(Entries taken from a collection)
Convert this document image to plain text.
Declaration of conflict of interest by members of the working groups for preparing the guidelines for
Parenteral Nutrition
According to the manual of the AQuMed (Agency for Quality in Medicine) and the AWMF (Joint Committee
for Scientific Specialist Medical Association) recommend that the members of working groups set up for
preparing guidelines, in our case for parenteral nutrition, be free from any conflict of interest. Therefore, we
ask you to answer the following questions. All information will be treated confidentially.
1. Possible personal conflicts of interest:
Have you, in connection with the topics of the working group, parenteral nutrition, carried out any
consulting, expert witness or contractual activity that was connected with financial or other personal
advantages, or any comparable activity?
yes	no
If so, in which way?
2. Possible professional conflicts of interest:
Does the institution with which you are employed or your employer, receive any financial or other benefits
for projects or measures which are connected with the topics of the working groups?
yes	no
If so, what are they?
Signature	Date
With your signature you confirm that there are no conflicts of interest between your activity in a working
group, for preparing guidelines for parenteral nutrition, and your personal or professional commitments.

- [What is needed]:
List the lines that contain the word "Possible".

- [Exercise result]:
1. Possible personal conflicts of interest:
2. Possible professional conflicts of interest:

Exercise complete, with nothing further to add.